• **Data entries**
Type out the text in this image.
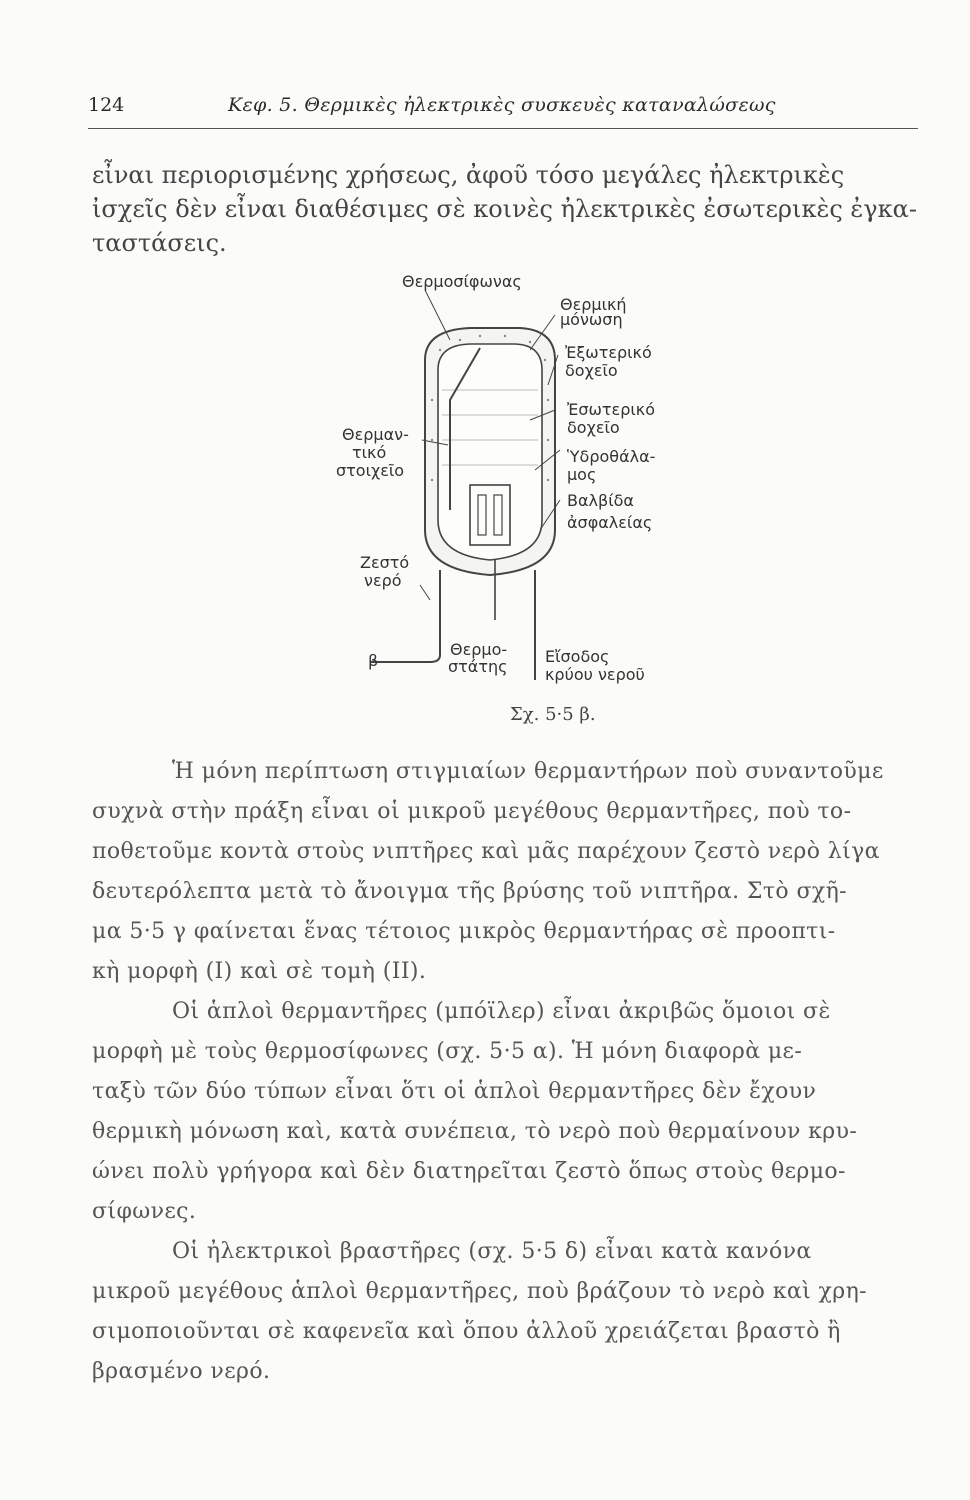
124	Κεφ. 5. Θερμικὲς ἠλεκτρικὲς συσκευὲς καταναλώσεως
εἶναι περιορισμένης χρήσεως, ἀφοῦ τόσο μεγάλες ἠλεκτρικὲς
ἰσχεῖς δὲν εἶναι διαθέσιμες σὲ κοινὲς ἠλεκτρικὲς ἐσωτερικὲς ἐγκα-
ταστάσεις.
Θερμοσίφωνας
Θερμική
μόνωση
Ἐξωτερικό
δοχεῖο
Ἐσωτερικό
δοχεῖο
Ὑδροθάλα-
μος
Βαλβίδα
ἀσφαλείας
Θερμαν-
τικό
στοιχεῖο
Ζεστό
νερό
β
Θερμο-
στάτης
Εἴσοδος
κρύου νεροῦ
Σχ. 5·5 β.
Ἡ μόνη περίπτωση στιγμιαίων θερμαντήρων ποὺ συναντοῦμε
συχνὰ στὴν πράξη εἶναι οἱ μικροῦ μεγέθους θερμαντῆρες, ποὺ το-
ποθετοῦμε κοντὰ στοὺς νιπτῆρες καὶ μᾶς παρέχουν ζεστὸ νερὸ λίγα
δευτερόλεπτα μετὰ τὸ ἄνοιγμα τῆς βρύσης τοῦ νιπτῆρα. Στὸ σχῆ-
μα 5·5 γ φαίνεται ἕνας τέτοιος μικρὸς θερμαντήρας σὲ προοπτι-
κὴ μορφὴ (Ι) καὶ σὲ τομὴ (ΙΙ).
Οἱ ἁπλοὶ θερμαντῆρες (μπόϊλερ) εἶναι ἀκριβῶς ὅμοιοι σὲ
μορφὴ μὲ τοὺς θερμοσίφωνες (σχ. 5·5 α). Ἡ μόνη διαφορὰ με-
ταξὺ τῶν δύο τύπων εἶναι ὅτι οἱ ἁπλοὶ θερμαντῆρες δὲν ἔχουν
θερμικὴ μόνωση καὶ, κατὰ συνέπεια, τὸ νερὸ ποὺ θερμαίνουν κρυ-
ώνει πολὺ γρήγορα καὶ δὲν διατηρεῖται ζεστὸ ὅπως στοὺς θερμο-
σίφωνες.
Οἱ ἠλεκτρικοὶ βραστῆρες (σχ. 5·5 δ) εἶναι κατὰ κανόνα
μικροῦ μεγέθους ἁπλοὶ θερμαντῆρες, ποὺ βράζουν τὸ νερὸ καὶ χρη-
σιμοποιοῦνται σὲ καφενεῖα καὶ ὅπου ἀλλοῦ χρειάζεται βραστὸ ἢ
βρασμένο νερό.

• **Set problem**
The records above must be transcribed exactly. Pictures are left out of the copy.

• **Task output**
Type out the text in this image.
124	Κεφ. 5. Θερμικὲς ἠλεκτρικὲς συσκευὲς καταναλώσεως
εἶναι περιορισμένης χρήσεως, ἀφοῦ τόσο μεγάλες ἠλεκτρικὲς
ἰσχεῖς δὲν εἶναι διαθέσιμες σὲ κοινὲς ἠλεκτρικὲς ἐσωτερικὲς ἐγκα-
ταστάσεις.
Θερμοσίφωνας
Θερμική
μόνωση
Ἐξωτερικό
δοχεῖο
Ἐσωτερικό
δοχεῖο
Ὑδροθάλα-
μος
Βαλβίδα
ἀσφαλείας
Θερμαν-
τικό
στοιχεῖο
Ζεστό
νερό
β
Θερμο-
στάτης
Εἴσοδος
κρύου νεροῦ
Σχ. 5·5 β.
Ἡ μόνη περίπτωση στιγμιαίων θερμαντήρων ποὺ συναντοῦμε
συχνὰ στὴν πράξη εἶναι οἱ μικροῦ μεγέθους θερμαντῆρες, ποὺ το-
ποθετοῦμε κοντὰ στοὺς νιπτῆρες καὶ μᾶς παρέχουν ζεστὸ νερὸ λίγα
δευτερόλεπτα μετὰ τὸ ἄνοιγμα τῆς βρύσης τοῦ νιπτῆρα. Στὸ σχῆ-
μα 5·5 γ φαίνεται ἕνας τέτοιος μικρὸς θερμαντήρας σὲ προοπτι-
κὴ μορφὴ (Ι) καὶ σὲ τομὴ (ΙΙ).
Οἱ ἁπλοὶ θερμαντῆρες (μπόϊλερ) εἶναι ἀκριβῶς ὅμοιοι σὲ
μορφὴ μὲ τοὺς θερμοσίφωνες (σχ. 5·5 α). Ἡ μόνη διαφορὰ με-
ταξὺ τῶν δύο τύπων εἶναι ὅτι οἱ ἁπλοὶ θερμαντῆρες δὲν ἔχουν
θερμικὴ μόνωση καὶ, κατὰ συνέπεια, τὸ νερὸ ποὺ θερμαίνουν κρυ-
ώνει πολὺ γρήγορα καὶ δὲν διατηρεῖται ζεστὸ ὅπως στοὺς θερμο-
σίφωνες.
Οἱ ἠλεκτρικοὶ βραστῆρες (σχ. 5·5 δ) εἶναι κατὰ κανόνα
μικροῦ μεγέθους ἁπλοὶ θερμαντῆρες, ποὺ βράζουν τὸ νερὸ καὶ χρη-
σιμοποιοῦνται σὲ καφενεῖα καὶ ὅπου ἀλλοῦ χρειάζεται βραστὸ ἢ
βρασμένο νερό.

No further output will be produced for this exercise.